Copy the listing below word for word, starting at the line containing "avatar[interactable] — [14, 47, 56, 89]" and going through the end of the listing, both of those lines included.
== MATERIAL PROVIDED
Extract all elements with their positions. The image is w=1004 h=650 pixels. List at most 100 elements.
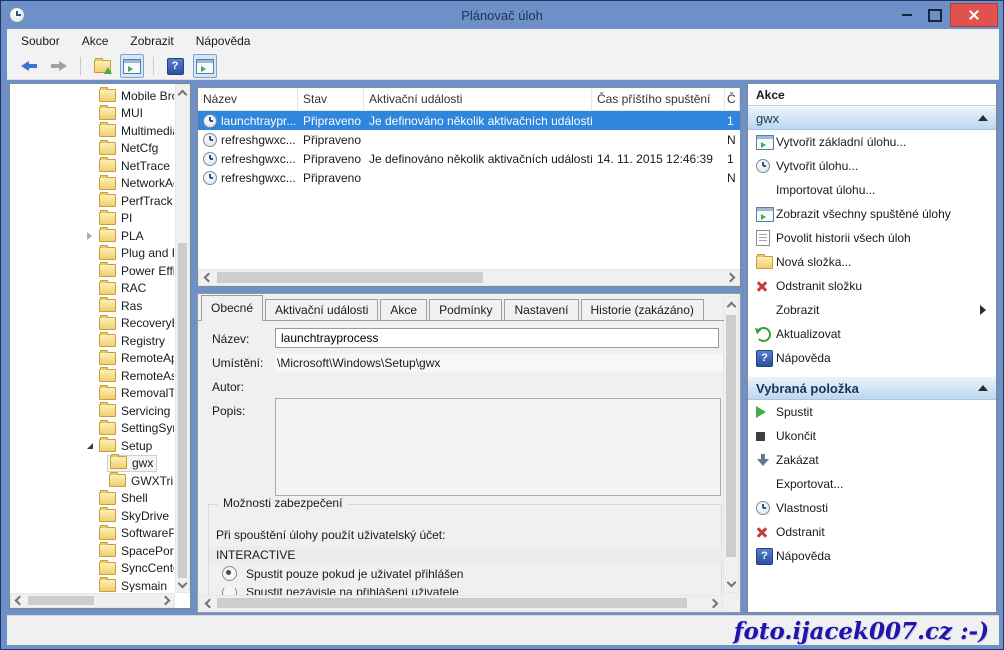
- expand-icon[interactable]: [87, 232, 92, 240]
- tab-obecne[interactable]: Obecné: [201, 295, 263, 321]
- tree-item[interactable]: SoftwarePro: [11, 525, 174, 543]
- tree-item[interactable]: SpacePort: [11, 542, 174, 560]
- column-header-stav[interactable]: Stav: [298, 88, 364, 110]
- tree-item[interactable]: NetworkAc: [11, 175, 174, 193]
- action-create-basic-task[interactable]: Vytvořit základní úlohu...: [748, 130, 996, 154]
- action-run[interactable]: Spustit: [748, 400, 996, 424]
- tree-item[interactable]: SkyDrive: [11, 507, 174, 525]
- tree-item[interactable]: MUI: [11, 105, 174, 123]
- tree-item[interactable]: SyncCenter: [11, 560, 174, 578]
- tree-item[interactable]: GWXTri: [11, 472, 174, 490]
- tab-aktivacni-udalosti[interactable]: Aktivační události: [265, 299, 378, 321]
- action-help[interactable]: ?Nápověda: [748, 544, 996, 568]
- action-refresh[interactable]: Aktualizovat: [748, 322, 996, 346]
- scroll-thumb[interactable]: [217, 598, 687, 608]
- tree-item[interactable]: Registry: [11, 332, 174, 350]
- tree-item[interactable]: RAC: [11, 280, 174, 298]
- task-row-refreshgwxconfig[interactable]: refreshgwxc... Připraveno N: [198, 130, 740, 149]
- action-group-header-selected-item[interactable]: Vybraná položka: [748, 376, 996, 400]
- up-folder-button[interactable]: [90, 54, 114, 78]
- tree-item[interactable]: RemoteApp: [11, 350, 174, 368]
- tree-item-gwx[interactable]: gwx: [11, 455, 174, 473]
- scroll-thumb[interactable]: [28, 596, 94, 605]
- scroll-up-arrow[interactable]: [176, 85, 189, 100]
- action-disable[interactable]: Zakázat: [748, 448, 996, 472]
- tree-vertical-scrollbar[interactable]: [175, 84, 190, 593]
- task-list-horizontal-scrollbar[interactable]: [198, 269, 740, 286]
- tree-item[interactable]: NetTrace: [11, 157, 174, 175]
- task-row-refreshgwxconfig[interactable]: refreshgwxc... Připraveno N: [198, 168, 740, 187]
- scroll-right-arrow[interactable]: [159, 594, 174, 607]
- menu-akce[interactable]: Akce: [82, 34, 109, 48]
- tree-item[interactable]: PI: [11, 210, 174, 228]
- action-help[interactable]: ?Nápověda: [748, 346, 996, 370]
- maximize-button[interactable]: [922, 3, 948, 27]
- radio-icon[interactable]: [222, 566, 237, 581]
- tree-item[interactable]: RecoveryEn: [11, 315, 174, 333]
- action-export[interactable]: Exportovat...: [748, 472, 996, 496]
- minimize-button[interactable]: [894, 3, 920, 27]
- details-vertical-scrollbar[interactable]: [723, 296, 739, 593]
- show-console-tree-button[interactable]: [120, 54, 144, 78]
- scroll-thumb[interactable]: [726, 315, 736, 557]
- radio-run-logged-in[interactable]: Spustit pouze pokud je uživatel přihláše…: [222, 566, 463, 581]
- scroll-down-arrow[interactable]: [176, 577, 189, 592]
- tree-item[interactable]: Ras: [11, 297, 174, 315]
- column-header-next-run[interactable]: Čas příštího spuštění: [592, 88, 725, 110]
- menu-zobrazit[interactable]: Zobrazit: [130, 34, 173, 48]
- tree-item[interactable]: Sysmain: [11, 577, 174, 592]
- tree-item[interactable]: PLA: [11, 227, 174, 245]
- column-header-last-run[interactable]: Č: [725, 88, 740, 110]
- scroll-right-arrow[interactable]: [706, 596, 722, 610]
- tree-horizontal-scrollbar[interactable]: [10, 593, 175, 608]
- task-row-launchtrayprocess[interactable]: launchtraypr... Připraveno Je definováno…: [198, 111, 740, 130]
- tree-item[interactable]: RemovalTo: [11, 385, 174, 403]
- action-delete-folder[interactable]: Odstranit složku: [748, 274, 996, 298]
- column-header-triggers[interactable]: Aktivační události: [364, 88, 592, 110]
- collapse-icon[interactable]: [978, 115, 988, 121]
- scroll-thumb[interactable]: [178, 243, 187, 578]
- tree-item[interactable]: Plug and Pl: [11, 245, 174, 263]
- description-textarea[interactable]: [275, 398, 721, 496]
- menu-soubor[interactable]: Soubor: [21, 34, 60, 48]
- task-name-input[interactable]: [275, 328, 719, 348]
- tree-item[interactable]: Mobile Broa: [11, 87, 174, 105]
- scroll-left-arrow[interactable]: [200, 596, 216, 610]
- tree-item[interactable]: Power Effic: [11, 262, 174, 280]
- tree-item[interactable]: Multimedia: [11, 122, 174, 140]
- action-import-task[interactable]: Importovat úlohu...: [748, 178, 996, 202]
- collapse-icon[interactable]: [87, 443, 93, 449]
- tab-podminky[interactable]: Podmínky: [429, 299, 502, 321]
- menu-napoveda[interactable]: Nápověda: [196, 34, 251, 48]
- forward-button[interactable]: [47, 54, 71, 78]
- show-action-pane-button[interactable]: [193, 54, 217, 78]
- action-properties[interactable]: Vlastnosti: [748, 496, 996, 520]
- scroll-down-arrow[interactable]: [724, 576, 738, 592]
- close-button[interactable]: [950, 3, 998, 27]
- toolbar-help-button[interactable]: ?: [163, 54, 187, 78]
- tree-item[interactable]: PerfTrack: [11, 192, 174, 210]
- tab-akce[interactable]: Akce: [380, 299, 427, 321]
- action-view[interactable]: Zobrazit: [748, 298, 996, 322]
- scroll-left-arrow[interactable]: [199, 270, 215, 285]
- action-new-folder[interactable]: Nová složka...: [748, 250, 996, 274]
- collapse-icon[interactable]: [978, 385, 988, 391]
- scroll-up-arrow[interactable]: [724, 297, 738, 313]
- tree-item[interactable]: SettingSync: [11, 420, 174, 438]
- scroll-thumb[interactable]: [217, 272, 483, 283]
- details-horizontal-scrollbar[interactable]: [199, 595, 723, 611]
- tab-historie[interactable]: Historie (zakázáno): [581, 299, 704, 321]
- tab-nastaveni[interactable]: Nastavení: [504, 299, 578, 321]
- action-show-running-tasks[interactable]: Zobrazit všechny spuštěné úlohy: [748, 202, 996, 226]
- action-enable-history[interactable]: Povolit historii všech úloh: [748, 226, 996, 250]
- action-create-task[interactable]: Vytvořit úlohu...: [748, 154, 996, 178]
- action-delete[interactable]: Odstranit: [748, 520, 996, 544]
- action-group-header-gwx[interactable]: gwx: [748, 106, 996, 130]
- column-header-nazev[interactable]: Název: [198, 88, 298, 110]
- tree-item[interactable]: NetCfg: [11, 140, 174, 158]
- tree-item[interactable]: Servicing: [11, 402, 174, 420]
- back-button[interactable]: [17, 54, 41, 78]
- tree-item[interactable]: Shell: [11, 490, 174, 508]
- tree-item-setup[interactable]: Setup: [11, 437, 174, 455]
- tree-item[interactable]: RemoteAss: [11, 367, 174, 385]
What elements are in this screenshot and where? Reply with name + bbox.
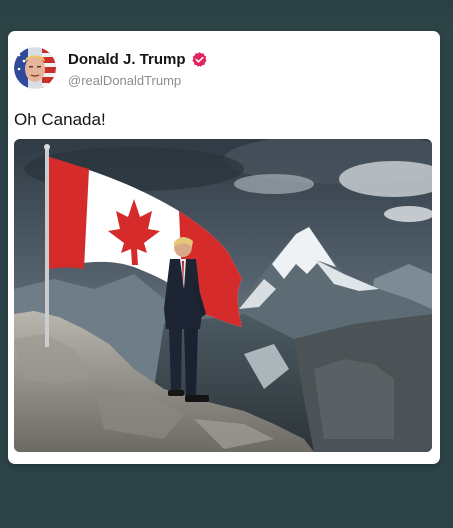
avatar[interactable] — [14, 47, 56, 89]
user-handle[interactable]: @realDonaldTrump — [68, 73, 181, 88]
verified-badge-icon — [191, 52, 207, 67]
post-card: Donald J. Trump @realDonaldTrump Oh Cana… — [8, 31, 440, 464]
post-image[interactable] — [14, 139, 432, 452]
author-name-row: Donald J. Trump — [68, 51, 208, 68]
display-name[interactable]: Donald J. Trump — [68, 51, 186, 68]
post-text: Oh Canada! — [14, 110, 106, 129]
====
▶ ANSWER TO THE TASK:
avatar[interactable] — [14, 47, 56, 89]
user-handle[interactable]: @realDonaldTrump — [68, 73, 181, 88]
verified-badge-icon — [191, 52, 207, 67]
post-card: Donald J. Trump @realDonaldTrump Oh Cana… — [8, 31, 440, 464]
post-image[interactable] — [14, 139, 432, 452]
author-name-row: Donald J. Trump — [68, 51, 208, 68]
display-name[interactable]: Donald J. Trump — [68, 51, 186, 68]
post-text: Oh Canada! — [14, 110, 106, 129]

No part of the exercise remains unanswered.